Extracted records>
□ □ □ □

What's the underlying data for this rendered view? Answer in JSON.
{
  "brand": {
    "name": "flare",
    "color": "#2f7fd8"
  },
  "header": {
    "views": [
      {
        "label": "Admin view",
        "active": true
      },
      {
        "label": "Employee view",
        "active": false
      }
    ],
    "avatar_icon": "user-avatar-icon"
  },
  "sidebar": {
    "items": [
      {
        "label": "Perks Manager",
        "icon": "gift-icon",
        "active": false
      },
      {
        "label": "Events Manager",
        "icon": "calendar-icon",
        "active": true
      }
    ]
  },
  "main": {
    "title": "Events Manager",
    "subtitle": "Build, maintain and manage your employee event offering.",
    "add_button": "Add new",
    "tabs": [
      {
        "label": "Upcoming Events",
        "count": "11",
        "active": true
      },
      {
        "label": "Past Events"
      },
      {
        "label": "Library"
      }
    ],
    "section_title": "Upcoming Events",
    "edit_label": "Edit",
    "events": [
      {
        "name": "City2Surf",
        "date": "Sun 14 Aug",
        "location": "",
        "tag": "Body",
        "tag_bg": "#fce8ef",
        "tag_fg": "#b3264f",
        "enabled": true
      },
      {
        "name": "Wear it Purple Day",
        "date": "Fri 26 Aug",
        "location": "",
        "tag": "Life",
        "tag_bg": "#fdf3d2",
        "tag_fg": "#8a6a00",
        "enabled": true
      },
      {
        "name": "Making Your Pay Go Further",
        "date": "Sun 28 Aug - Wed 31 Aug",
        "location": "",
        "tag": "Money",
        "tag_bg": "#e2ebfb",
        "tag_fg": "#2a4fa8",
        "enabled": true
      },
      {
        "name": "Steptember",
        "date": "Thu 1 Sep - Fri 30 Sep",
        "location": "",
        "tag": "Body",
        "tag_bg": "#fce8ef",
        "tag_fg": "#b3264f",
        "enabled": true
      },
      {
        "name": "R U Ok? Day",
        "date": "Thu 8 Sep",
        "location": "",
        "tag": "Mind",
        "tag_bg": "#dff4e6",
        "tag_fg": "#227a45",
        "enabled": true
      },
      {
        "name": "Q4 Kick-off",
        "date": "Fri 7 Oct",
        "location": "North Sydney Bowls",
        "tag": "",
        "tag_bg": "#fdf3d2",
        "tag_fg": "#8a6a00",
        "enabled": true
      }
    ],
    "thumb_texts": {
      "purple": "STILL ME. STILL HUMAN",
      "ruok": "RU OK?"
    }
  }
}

□ □ □ □

Given exercise>
All of the data above should be transcribed exactly.

Task response>
What's the underlying data for this rendered view? Answer in JSON.
{
  "brand": {
    "name": "flare",
    "color": "#2f7fd8"
  },
  "header": {
    "views": [
      {
        "label": "Admin view",
        "active": true
      },
      {
        "label": "Employee view",
        "active": false
      }
    ],
    "avatar_icon": "user-avatar-icon"
  },
  "sidebar": {
    "items": [
      {
        "label": "Perks Manager",
        "icon": "gift-icon",
        "active": false
      },
      {
        "label": "Events Manager",
        "icon": "calendar-icon",
        "active": true
      }
    ]
  },
  "main": {
    "title": "Events Manager",
    "subtitle": "Build, maintain and manage your employee event offering.",
    "add_button": "Add new",
    "tabs": [
      {
        "label": "Upcoming Events",
        "count": "11",
        "active": true
      },
      {
        "label": "Past Events"
      },
      {
        "label": "Library"
      }
    ],
    "section_title": "Upcoming Events",
    "edit_label": "Edit",
    "events": [
      {
        "name": "City2Surf",
        "date": "Sun 14 Aug",
        "location": "",
        "tag": "Body",
        "tag_bg": "#fce8ef",
        "tag_fg": "#b3264f",
        "enabled": true
      },
      {
        "name": "Wear it Purple Day",
        "date": "Fri 26 Aug",
        "location": "",
        "tag": "Life",
        "tag_bg": "#fdf3d2",
        "tag_fg": "#8a6a00",
        "enabled": true
      },
      {
        "name": "Making Your Pay Go Further",
        "date": "Sun 28 Aug - Wed 31 Aug",
        "location": "",
        "tag": "Money",
        "tag_bg": "#e2ebfb",
        "tag_fg": "#2a4fa8",
        "enabled": true
      },
      {
        "name": "Steptember",
        "date": "Thu 1 Sep - Fri 30 Sep",
        "location": "",
        "tag": "Body",
        "tag_bg": "#fce8ef",
        "tag_fg": "#b3264f",
        "enabled": true
      },
      {
        "name": "R U Ok? Day",
        "date": "Thu 8 Sep",
        "location": "",
        "tag": "Mind",
        "tag_bg": "#dff4e6",
        "tag_fg": "#227a45",
        "enabled": true
      },
      {
        "name": "Q4 Kick-off",
        "date": "Fri 7 Oct",
        "location": "North Sydney Bowls",
        "tag": "",
        "tag_bg": "#fdf3d2",
        "tag_fg": "#8a6a00",
        "enabled": true
      }
    ],
    "thumb_texts": {
      "purple": "STILL ME. STILL HUMAN",
      "ruok": "RU OK?"
    }
  }
}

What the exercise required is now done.